__EXERCISE DETAILS__
Reply with one number only: the count of lines below that contain the word "projection".

__LISTED ENTRIES__
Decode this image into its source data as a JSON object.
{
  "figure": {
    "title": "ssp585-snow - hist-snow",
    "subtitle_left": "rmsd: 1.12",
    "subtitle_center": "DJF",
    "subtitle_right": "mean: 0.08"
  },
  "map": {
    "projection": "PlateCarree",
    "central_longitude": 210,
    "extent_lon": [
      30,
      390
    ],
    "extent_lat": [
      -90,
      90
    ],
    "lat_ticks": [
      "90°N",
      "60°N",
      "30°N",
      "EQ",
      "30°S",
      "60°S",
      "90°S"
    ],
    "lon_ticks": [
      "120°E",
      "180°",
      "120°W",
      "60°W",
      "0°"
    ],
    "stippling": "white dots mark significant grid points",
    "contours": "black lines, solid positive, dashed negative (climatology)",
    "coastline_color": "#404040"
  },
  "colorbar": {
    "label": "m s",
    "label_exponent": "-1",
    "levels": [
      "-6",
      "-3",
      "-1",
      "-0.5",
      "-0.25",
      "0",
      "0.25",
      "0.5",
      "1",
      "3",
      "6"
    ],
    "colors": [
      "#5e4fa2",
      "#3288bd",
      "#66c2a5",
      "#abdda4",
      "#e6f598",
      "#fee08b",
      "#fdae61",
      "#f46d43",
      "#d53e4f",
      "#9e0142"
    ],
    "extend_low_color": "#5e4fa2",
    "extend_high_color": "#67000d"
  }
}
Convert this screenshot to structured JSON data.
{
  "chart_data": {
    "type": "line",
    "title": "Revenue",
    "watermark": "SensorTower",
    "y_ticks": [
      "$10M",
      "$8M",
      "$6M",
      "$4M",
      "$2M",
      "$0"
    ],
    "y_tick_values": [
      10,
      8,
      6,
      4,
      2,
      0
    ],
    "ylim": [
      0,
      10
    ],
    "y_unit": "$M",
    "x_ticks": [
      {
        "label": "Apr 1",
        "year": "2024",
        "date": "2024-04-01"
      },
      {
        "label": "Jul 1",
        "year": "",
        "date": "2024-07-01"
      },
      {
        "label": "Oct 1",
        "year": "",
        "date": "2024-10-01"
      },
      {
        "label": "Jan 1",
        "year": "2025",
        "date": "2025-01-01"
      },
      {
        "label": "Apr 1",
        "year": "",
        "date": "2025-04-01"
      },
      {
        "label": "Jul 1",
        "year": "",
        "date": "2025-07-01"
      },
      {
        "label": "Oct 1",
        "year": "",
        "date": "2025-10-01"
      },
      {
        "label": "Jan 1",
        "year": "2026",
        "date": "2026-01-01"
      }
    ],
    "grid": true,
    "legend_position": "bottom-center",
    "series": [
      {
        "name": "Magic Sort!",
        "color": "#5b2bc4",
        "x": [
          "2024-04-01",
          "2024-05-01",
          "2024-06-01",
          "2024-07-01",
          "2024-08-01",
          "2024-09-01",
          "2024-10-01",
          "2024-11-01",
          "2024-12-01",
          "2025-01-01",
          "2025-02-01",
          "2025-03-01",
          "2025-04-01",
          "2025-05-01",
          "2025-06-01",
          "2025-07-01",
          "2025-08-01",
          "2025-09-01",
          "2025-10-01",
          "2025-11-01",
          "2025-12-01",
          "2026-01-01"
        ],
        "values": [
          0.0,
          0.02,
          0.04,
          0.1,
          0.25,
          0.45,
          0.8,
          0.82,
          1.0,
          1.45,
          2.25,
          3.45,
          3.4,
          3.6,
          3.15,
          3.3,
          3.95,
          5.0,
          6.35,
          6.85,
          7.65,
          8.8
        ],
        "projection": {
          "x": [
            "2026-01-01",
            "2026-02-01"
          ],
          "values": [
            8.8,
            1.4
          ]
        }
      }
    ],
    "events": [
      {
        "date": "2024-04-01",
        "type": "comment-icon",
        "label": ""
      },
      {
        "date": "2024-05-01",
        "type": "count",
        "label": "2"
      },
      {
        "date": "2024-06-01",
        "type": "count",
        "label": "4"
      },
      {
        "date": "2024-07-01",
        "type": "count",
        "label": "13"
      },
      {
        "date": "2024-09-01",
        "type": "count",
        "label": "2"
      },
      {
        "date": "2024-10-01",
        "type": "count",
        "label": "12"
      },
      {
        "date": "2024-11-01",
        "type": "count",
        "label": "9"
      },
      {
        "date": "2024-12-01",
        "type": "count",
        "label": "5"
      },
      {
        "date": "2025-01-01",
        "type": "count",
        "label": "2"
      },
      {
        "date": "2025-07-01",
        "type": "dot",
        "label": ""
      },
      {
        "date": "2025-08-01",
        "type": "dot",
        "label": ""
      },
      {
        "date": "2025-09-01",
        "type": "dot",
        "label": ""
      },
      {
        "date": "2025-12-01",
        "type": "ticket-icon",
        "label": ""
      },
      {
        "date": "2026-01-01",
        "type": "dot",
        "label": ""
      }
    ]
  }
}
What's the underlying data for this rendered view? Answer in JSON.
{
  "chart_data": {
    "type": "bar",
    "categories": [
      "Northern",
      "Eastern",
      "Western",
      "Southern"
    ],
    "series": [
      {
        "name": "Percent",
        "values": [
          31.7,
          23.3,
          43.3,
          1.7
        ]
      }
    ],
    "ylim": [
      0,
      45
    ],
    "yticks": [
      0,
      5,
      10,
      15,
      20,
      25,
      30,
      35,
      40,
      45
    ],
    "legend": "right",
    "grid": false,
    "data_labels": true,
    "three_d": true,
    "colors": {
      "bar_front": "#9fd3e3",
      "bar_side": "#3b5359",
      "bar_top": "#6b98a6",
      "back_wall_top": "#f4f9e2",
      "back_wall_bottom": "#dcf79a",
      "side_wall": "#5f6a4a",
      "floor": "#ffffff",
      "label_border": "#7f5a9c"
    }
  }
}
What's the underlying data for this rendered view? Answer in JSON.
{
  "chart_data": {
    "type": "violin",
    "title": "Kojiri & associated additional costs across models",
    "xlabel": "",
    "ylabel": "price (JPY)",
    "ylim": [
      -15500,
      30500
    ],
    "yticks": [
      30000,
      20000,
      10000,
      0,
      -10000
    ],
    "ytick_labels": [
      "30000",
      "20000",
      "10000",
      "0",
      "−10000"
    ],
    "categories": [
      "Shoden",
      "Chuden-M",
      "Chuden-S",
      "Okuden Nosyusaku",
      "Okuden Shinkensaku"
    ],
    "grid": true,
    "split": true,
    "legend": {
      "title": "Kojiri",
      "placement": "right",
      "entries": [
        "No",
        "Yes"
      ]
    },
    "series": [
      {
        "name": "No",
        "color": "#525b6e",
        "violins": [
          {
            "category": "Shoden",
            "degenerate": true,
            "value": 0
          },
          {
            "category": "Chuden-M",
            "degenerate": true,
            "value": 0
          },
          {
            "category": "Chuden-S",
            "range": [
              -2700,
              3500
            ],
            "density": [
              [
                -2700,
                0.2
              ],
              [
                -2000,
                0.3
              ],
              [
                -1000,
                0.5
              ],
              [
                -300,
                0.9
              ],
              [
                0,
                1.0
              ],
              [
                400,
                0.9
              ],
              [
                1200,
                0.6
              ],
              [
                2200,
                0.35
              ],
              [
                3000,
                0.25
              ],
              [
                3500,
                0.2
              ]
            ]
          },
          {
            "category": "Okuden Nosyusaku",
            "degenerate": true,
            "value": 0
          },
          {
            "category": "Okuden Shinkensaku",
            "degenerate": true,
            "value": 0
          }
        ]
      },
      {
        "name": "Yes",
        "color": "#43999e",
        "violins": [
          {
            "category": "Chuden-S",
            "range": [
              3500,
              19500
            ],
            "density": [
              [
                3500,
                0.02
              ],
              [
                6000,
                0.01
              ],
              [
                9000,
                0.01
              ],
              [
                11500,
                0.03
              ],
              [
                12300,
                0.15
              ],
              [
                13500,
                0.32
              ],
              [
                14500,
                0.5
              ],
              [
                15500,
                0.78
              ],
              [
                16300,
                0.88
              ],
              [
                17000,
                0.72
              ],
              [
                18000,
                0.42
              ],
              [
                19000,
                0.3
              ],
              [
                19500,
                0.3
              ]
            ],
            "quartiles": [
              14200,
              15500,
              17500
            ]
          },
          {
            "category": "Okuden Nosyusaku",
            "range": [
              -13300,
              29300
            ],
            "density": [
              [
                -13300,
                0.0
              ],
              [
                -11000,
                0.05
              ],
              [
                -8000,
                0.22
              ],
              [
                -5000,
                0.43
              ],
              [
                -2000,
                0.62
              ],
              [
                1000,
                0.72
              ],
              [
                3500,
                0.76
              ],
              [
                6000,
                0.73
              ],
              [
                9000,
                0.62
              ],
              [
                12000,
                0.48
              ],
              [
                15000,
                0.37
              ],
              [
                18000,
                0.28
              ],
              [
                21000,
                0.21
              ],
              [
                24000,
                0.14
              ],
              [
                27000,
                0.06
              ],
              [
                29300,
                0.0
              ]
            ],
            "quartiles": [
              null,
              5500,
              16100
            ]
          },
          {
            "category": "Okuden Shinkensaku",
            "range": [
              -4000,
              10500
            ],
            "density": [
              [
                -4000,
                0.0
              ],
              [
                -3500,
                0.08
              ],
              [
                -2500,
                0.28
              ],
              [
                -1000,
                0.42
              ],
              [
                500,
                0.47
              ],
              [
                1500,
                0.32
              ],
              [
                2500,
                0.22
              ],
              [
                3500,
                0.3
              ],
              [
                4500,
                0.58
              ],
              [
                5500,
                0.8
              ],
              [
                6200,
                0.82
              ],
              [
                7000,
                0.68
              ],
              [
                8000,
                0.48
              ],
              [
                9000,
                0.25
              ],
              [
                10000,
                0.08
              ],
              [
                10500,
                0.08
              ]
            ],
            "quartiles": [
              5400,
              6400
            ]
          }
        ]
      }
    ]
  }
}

__ANSWER__
2